# Brano di lettura
____________
Ciò comporta l’inapplicabilità (per le operazioni militari a tutela della pace svolte dai nostri contingenti ai sensi del Cap. VII della Carta delle Nazioni Unite) delle leggi del c.p.m.g. e delle norme di diritto internazionale umanitario in essi contenute, nonché di tutte le norme di diritto bellico e delle disposizioni volte ad apprestare una maggiore tutela ai militari italiani impegnati.

Se da un lato, dunque, il nostro c.p.m.g. prevede come crimini di guerra la violenza di militari italiani contro privati nemici (art. 185 c.p.m.g.), il saccheggio, le razzie, le devastazioni commesse in territori occupati (artt. 186-188 c.p.m.g.), nonché i maltrattamenti contro infermi, feriti e naufraghi nemici (artt. 192 e 193 c.p.m.g.), le sevizie, i maltrattamenti, il vilipendio di prigionieri (artt. 209-211); dall’altro, tuttavia, tali norme rimangono in pratica del tutto ineffettive, con ciò privando beni fondamentali della necessaria tutela penalistica.

E’ evidente, invero, come il ricorso al diritto penale “ordinario” risulti del tutto insoddisfacente dal punto di vista della effettività repressiva. Molto spesso, infatti, alcuni reati comuni sono punibili solamente a seguito di querela della persona offesa; inoltre, nel caso  di reato comune commesso all’estero a danno di straniero, la punibilità dell’autore del crimine è sottoposta alla richiesta del Ministro della giustizia, sempre che l’eventuale richiesta di estradizione non sia stata concessa ovvero non sia stata accettata dal Governo dello Stato in cui il crimine è stato commesso [32] .

Tutto ciò non si verificherebbe dando piena attuazione al c.p.m.g. In primo luogo, infatti, sarebbe possibile individuare una fattispecie penale meglio rispondente alle specifiche esigenze repressive che si manifestano nel corso di un conflitto armato.

Quanto disposto dall’art. 9 c.p.m.g., peraltro, risulta (in virtù dell’art. 13 c.p.m.g.) applicabile anche ai militari avversari allorché si rendessero protagonisti attivi di violazioni alle leggi ed agli usi di guerra. Il menzionato art. 13, infatti, sancisce che “le disposizioni…relative ai reati contro le leggi e gli usi di guerra si applicano anche ai militari e ad ogni altra persona appartenente alle Forze armate nemiche, quando alcuno di tali reati sia a danno dello Stato italiano o di un cittadino italiano”.

La mancata applicazione del c.p.m.g. in caso di missioni militari all’estero, quindi, priva di protezione sia le vittime dei crimini commessi dai militari italiani, sia gli stessi appartenenti alle Forze armate italiane.

9)      Il rinnovato interesse per il diritto penale militare dei singoli ordinamenti.

Come si è evidenziato nel paragrafo precedente, la piena attuazione delle norme concernenti le “leggi e gli usi della guerra” contenute nel c.p.m.g., permetterebbe di superare alcuni “limiti” che il diritto penale “ordinario” (sostanziale e processuale) pone alla repressione di siffatte tipologie criminose.
____________
# Voci fornite
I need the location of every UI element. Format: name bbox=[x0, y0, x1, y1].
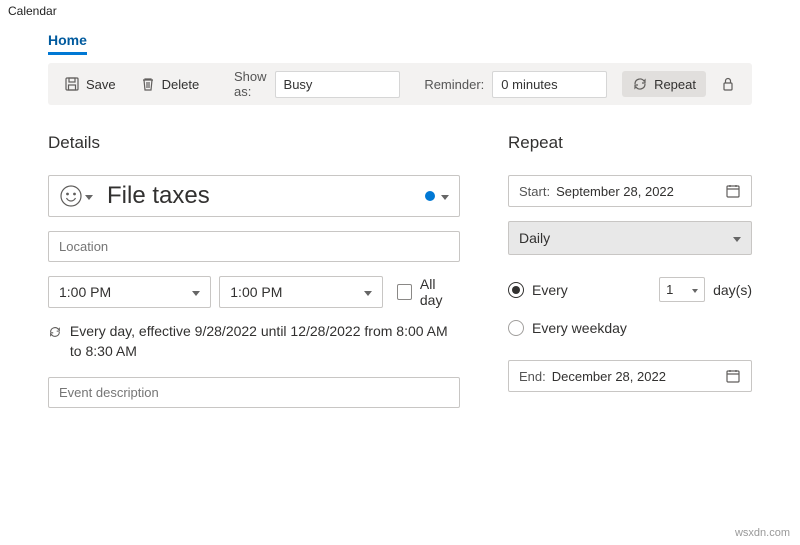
____________
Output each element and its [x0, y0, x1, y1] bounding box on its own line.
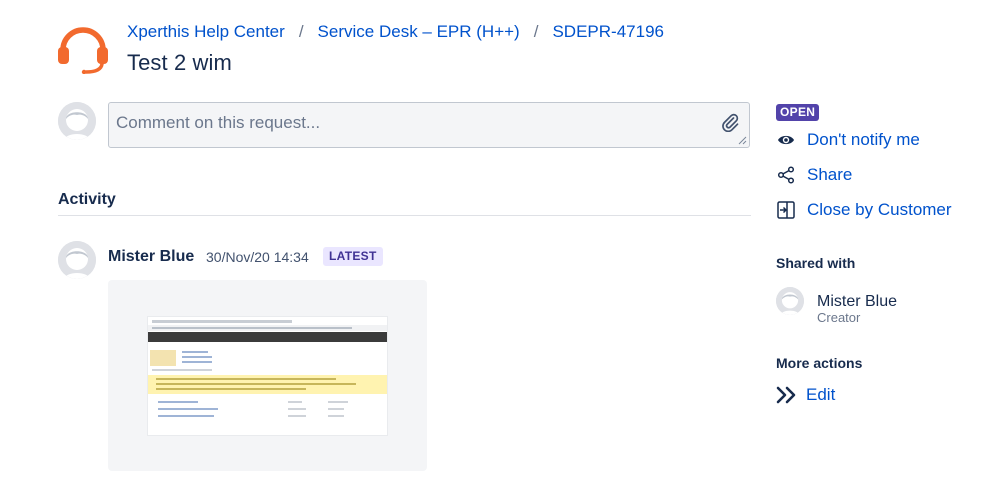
____________
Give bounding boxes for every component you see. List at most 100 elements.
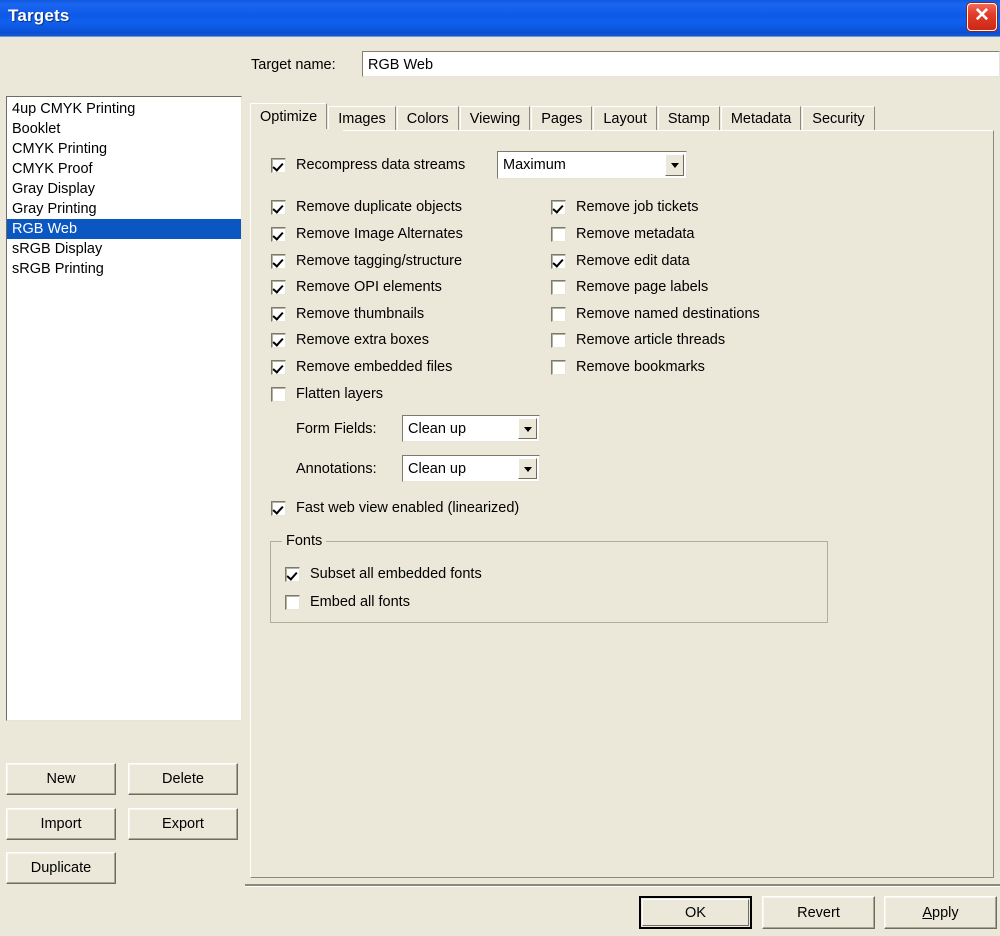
____________
# Da svolgere
1) Nel brano sul codice penale militare di guerra, quale articolo estende ai militari delle Forze armate nemiche le disposizioni sui reati contro le leggi e gli usi di guerra?
2) Prosegui il brano sul codice penale militare di guerra a partire dall'ultima frase.

# Risultati
1) L'art. 13 c.p.m.g.

2)
Si è anche detto che sebbene la legislazione italiana in tema di crimini di guerra abbia, in un certo senso, anticipato le stesse Convenzioni di Ginevra del ’49 ed alcune fattispecie siano formulate in modo tale da garantire l’automatico adeguamento al diritto internazionale umanitario (attraverso la tecnica del ‘rinvio’ alla normativa internazionale), ciò non significa che non sia necessario un intervento legislativo per l’adeguamento del c.p.m.g. alle Convenzioni internazionali.

Già con riferimento alle Convenzioni di Ginevra ed ai Protocolli aggiuntivi, invero, la dottrina aveva avuto modo di mettere in luce le dissonanze fra la normativa interna e quella internazionale [33] .

L’esigenza dell’adeguamento della legislazione interna, peraltro, parrebbe confermata ed “amplificata” proprio dai recenti sviluppi del diritto penale internazionale. Gli Statuti e (soprattutto) la giurisprudenza dei Tribunali internazionali ad hoc, infatti, hanno posto in luce quelli che sono i temi “caldi” del diritto penale internazionale, ed hanno risvegliato un inaspettato interesse  per il diritto penale bellico a lungo considerato una branca del diritto penale priva di operatività [34] .

E’ anzi singolare come l’interesse per il diritto penale militare dei singoli ordinamenti sia stato stimolato proprio dall’eccezionale sviluppo del diritto penale internazionale il quale, in un certo senso, tacitamente impone ai singoli ordinamenti di uniformare i loro strumenti preventivo-repressivi in tema di crimini internazionali.

Del resto, il principio di complementarietà previsto dallo Statuto della ICC (come anche la c.d. clausola di ‘opting out’ prevista dall’art. 124 Statuto dell’ICC stessa) ed il principio della giurisdizione concorrente [35] previsto dagli Statuti dei Tribunali ad hoc non possono portare ad una sorta di ‘deresponsabilizzazione’ del legislatore nazionale.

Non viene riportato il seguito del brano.